[Information supplied]
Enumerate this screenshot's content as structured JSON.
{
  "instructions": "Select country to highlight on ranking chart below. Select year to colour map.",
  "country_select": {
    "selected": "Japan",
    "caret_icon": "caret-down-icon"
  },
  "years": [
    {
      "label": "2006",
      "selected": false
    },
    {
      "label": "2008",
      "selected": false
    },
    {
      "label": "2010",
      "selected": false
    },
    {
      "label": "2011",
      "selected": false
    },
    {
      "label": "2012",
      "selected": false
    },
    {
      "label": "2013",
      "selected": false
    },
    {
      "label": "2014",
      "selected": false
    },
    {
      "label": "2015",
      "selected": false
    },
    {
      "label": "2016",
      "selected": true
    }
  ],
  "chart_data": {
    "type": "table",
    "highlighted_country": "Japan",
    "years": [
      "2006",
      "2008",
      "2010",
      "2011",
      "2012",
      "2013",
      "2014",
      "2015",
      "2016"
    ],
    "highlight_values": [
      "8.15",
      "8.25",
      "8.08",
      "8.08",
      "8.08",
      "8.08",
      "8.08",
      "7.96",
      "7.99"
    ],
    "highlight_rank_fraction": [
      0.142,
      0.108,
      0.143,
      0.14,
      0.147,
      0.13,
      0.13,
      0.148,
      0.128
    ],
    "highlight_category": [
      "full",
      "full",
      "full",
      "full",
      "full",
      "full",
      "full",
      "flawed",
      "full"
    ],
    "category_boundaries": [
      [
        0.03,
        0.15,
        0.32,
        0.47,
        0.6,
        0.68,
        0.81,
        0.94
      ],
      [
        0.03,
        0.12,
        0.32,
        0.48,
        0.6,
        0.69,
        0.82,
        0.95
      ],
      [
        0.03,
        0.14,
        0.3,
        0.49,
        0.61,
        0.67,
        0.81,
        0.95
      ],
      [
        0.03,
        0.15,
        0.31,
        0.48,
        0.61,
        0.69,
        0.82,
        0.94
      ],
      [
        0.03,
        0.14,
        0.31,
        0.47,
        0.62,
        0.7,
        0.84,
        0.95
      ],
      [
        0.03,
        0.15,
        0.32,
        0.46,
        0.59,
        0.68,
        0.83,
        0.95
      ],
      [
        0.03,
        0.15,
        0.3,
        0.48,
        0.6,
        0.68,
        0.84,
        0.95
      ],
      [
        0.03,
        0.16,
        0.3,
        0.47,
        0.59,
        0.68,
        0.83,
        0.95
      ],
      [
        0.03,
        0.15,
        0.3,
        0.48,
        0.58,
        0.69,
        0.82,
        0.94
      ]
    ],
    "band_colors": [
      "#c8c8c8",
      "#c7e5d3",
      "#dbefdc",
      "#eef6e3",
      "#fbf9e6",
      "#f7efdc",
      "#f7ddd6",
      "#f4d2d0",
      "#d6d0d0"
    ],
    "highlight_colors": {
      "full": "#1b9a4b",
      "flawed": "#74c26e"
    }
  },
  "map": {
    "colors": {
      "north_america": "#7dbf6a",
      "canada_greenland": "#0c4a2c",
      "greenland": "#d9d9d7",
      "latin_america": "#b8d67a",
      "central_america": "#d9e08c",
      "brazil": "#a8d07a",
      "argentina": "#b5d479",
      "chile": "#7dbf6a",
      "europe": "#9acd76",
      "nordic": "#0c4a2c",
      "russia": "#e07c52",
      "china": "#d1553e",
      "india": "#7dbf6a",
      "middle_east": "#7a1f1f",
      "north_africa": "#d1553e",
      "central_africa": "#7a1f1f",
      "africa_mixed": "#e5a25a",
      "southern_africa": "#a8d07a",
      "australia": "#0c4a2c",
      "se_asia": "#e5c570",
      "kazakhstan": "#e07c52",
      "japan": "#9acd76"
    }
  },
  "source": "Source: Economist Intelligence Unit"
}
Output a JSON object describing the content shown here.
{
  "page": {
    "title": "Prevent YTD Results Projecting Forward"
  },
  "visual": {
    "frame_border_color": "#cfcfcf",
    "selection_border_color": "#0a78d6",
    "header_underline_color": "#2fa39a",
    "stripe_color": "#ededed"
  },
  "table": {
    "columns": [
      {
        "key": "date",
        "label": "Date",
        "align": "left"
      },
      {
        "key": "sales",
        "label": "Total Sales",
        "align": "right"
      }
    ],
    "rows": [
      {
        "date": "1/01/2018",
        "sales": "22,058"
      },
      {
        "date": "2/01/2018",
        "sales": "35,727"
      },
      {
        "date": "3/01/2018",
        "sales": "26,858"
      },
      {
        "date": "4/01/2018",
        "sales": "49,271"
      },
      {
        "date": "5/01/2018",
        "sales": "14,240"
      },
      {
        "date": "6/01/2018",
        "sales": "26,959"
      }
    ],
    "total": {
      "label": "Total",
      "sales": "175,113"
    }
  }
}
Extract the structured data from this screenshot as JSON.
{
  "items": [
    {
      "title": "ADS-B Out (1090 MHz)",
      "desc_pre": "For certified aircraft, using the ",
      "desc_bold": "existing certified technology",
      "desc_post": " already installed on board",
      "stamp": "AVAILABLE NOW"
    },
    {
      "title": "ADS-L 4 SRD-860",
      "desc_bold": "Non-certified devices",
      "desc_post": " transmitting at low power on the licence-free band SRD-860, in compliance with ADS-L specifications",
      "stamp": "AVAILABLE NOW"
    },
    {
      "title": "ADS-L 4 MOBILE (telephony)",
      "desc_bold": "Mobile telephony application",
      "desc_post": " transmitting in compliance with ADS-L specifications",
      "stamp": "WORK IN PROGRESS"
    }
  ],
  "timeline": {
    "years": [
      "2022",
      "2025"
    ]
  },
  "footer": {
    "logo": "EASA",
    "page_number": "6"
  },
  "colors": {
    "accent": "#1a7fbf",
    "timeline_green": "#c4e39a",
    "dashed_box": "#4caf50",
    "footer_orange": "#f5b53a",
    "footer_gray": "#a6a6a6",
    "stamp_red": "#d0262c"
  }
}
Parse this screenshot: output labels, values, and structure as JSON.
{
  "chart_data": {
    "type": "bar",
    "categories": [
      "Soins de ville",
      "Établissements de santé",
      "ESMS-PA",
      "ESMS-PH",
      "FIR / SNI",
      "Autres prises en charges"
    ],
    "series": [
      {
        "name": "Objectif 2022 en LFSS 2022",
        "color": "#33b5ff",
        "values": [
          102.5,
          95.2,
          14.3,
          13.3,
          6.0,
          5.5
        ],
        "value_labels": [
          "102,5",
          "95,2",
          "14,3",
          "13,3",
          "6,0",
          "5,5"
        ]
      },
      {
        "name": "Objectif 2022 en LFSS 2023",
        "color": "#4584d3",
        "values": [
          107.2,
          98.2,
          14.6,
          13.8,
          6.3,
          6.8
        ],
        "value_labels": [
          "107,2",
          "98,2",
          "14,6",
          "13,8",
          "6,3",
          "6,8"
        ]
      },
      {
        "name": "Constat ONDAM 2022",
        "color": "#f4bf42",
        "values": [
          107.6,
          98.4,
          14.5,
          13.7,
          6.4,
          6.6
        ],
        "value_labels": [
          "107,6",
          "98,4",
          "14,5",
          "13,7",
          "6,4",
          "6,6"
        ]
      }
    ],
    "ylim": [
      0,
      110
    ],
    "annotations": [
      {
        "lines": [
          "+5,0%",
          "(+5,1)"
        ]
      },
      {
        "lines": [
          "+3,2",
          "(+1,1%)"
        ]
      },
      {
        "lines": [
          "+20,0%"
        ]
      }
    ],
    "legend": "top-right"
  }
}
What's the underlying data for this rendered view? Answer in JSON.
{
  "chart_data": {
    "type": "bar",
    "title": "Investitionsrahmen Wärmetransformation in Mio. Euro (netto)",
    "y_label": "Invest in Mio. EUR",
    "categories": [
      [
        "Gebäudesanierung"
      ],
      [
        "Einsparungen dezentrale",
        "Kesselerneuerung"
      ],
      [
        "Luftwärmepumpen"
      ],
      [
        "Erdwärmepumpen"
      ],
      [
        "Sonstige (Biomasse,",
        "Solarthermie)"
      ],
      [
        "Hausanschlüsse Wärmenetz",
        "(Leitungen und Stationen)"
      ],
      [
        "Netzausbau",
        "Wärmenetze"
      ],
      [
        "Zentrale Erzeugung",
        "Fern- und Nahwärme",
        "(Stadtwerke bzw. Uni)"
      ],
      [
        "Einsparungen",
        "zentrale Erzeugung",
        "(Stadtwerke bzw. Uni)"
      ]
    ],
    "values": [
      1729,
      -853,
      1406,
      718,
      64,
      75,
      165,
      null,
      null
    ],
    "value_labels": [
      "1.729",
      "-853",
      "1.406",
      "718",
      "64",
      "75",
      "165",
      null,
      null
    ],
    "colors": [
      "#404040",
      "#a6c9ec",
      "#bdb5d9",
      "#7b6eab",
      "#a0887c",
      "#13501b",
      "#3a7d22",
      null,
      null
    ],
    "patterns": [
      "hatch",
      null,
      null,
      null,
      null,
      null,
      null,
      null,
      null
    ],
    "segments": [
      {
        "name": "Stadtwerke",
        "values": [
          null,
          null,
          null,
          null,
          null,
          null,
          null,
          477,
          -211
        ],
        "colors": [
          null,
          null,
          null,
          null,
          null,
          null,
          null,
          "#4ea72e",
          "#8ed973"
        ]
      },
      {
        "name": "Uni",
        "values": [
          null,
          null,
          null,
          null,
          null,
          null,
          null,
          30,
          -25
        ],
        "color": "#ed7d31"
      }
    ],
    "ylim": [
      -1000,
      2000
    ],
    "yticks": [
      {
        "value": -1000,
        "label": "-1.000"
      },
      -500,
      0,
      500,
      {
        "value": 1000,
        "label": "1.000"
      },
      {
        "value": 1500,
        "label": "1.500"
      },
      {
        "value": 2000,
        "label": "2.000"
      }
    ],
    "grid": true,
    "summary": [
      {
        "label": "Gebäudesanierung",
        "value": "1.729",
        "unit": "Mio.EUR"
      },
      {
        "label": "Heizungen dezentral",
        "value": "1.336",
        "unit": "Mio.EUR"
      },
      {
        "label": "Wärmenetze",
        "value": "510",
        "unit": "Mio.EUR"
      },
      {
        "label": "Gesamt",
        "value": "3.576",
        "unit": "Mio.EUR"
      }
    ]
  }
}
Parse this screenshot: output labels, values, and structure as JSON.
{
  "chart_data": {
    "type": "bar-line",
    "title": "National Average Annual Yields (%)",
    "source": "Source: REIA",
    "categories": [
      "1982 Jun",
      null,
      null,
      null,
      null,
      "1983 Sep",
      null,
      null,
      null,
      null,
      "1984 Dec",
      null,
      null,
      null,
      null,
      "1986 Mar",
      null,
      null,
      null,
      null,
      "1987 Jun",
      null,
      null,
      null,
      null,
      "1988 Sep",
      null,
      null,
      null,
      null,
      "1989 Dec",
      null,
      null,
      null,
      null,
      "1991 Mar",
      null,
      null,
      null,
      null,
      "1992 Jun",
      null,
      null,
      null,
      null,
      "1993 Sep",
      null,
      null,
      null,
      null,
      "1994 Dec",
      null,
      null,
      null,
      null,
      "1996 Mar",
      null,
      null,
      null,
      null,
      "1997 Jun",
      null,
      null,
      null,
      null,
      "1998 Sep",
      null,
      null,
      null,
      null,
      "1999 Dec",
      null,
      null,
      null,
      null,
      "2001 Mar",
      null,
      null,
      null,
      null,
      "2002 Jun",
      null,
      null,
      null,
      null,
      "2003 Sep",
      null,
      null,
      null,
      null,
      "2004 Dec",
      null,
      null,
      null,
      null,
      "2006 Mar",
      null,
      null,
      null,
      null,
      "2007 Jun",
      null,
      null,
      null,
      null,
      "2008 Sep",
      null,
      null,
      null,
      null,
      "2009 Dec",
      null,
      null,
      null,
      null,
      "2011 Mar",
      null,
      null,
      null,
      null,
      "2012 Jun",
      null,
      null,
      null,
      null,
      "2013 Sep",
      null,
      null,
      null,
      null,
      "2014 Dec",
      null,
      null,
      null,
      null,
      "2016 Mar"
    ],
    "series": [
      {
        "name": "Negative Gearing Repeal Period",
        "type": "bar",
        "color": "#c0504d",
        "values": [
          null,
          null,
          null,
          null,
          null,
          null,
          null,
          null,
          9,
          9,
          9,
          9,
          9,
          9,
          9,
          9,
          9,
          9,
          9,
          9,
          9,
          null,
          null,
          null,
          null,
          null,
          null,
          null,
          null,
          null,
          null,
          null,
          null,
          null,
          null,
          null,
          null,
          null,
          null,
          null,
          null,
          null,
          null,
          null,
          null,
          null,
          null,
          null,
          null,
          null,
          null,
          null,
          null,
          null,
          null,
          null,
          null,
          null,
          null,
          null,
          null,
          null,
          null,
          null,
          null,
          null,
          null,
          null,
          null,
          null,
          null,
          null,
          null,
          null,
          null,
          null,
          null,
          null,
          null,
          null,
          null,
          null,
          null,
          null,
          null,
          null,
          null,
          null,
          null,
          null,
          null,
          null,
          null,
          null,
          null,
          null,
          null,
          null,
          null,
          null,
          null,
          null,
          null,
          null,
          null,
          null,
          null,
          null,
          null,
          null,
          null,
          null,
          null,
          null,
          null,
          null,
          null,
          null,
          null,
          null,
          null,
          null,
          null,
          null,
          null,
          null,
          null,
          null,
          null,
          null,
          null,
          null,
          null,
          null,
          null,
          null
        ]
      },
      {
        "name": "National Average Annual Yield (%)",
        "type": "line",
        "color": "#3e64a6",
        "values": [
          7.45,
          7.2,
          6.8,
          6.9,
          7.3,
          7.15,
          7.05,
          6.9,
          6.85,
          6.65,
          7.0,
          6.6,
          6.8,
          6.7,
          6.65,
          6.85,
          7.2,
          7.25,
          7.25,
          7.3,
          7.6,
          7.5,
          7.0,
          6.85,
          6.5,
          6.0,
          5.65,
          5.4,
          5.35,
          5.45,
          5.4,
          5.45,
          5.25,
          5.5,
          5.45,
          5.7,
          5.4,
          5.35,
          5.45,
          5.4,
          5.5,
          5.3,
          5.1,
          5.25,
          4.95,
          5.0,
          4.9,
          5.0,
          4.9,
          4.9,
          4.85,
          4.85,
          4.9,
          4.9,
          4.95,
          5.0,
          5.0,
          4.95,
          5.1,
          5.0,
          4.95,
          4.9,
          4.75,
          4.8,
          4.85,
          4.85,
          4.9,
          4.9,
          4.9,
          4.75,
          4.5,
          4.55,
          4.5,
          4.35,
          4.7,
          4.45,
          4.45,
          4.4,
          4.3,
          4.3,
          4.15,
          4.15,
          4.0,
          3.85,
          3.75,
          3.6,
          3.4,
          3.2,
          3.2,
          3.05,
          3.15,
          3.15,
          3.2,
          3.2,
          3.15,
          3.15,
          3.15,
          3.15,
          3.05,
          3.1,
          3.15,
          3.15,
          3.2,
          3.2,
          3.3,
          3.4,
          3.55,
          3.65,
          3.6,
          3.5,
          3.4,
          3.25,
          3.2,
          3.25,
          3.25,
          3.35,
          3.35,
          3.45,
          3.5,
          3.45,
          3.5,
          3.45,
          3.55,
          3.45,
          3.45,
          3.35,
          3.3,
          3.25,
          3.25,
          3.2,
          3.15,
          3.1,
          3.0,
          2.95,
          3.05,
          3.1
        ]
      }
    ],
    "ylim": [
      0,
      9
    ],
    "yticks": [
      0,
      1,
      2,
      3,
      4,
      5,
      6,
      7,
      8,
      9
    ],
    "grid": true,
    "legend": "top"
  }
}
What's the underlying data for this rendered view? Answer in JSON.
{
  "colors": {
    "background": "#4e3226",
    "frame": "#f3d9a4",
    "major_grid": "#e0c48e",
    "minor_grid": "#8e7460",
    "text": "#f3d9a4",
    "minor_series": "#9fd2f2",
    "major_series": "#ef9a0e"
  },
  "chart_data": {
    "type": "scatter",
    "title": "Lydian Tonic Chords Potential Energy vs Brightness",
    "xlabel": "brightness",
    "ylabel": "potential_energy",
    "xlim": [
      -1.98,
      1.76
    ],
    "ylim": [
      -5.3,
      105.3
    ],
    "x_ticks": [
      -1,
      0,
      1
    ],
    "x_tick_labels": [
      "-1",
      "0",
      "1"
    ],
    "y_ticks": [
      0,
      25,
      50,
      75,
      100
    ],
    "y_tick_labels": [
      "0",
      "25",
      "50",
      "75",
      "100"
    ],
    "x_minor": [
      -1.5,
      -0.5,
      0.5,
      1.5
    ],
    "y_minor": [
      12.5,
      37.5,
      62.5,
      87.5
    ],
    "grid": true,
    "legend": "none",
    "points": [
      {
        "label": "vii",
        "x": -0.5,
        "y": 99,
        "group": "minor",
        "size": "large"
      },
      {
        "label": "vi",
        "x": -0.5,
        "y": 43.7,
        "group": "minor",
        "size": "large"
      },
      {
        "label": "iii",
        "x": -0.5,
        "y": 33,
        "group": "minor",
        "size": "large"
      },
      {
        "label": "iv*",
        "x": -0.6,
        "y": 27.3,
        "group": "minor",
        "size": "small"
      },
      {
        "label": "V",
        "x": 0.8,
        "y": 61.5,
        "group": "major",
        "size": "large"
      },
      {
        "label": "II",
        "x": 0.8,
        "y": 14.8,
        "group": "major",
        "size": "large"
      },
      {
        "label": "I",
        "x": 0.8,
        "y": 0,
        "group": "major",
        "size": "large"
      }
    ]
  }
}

[Requirement] Scan the material above for the word "certified". Copy each line where it occurs.

[Worked solution]
      "desc_pre": "For certified aircraft, using the ",
      "desc_bold": "existing certified technology",
      "desc_bold": "Non-certified devices",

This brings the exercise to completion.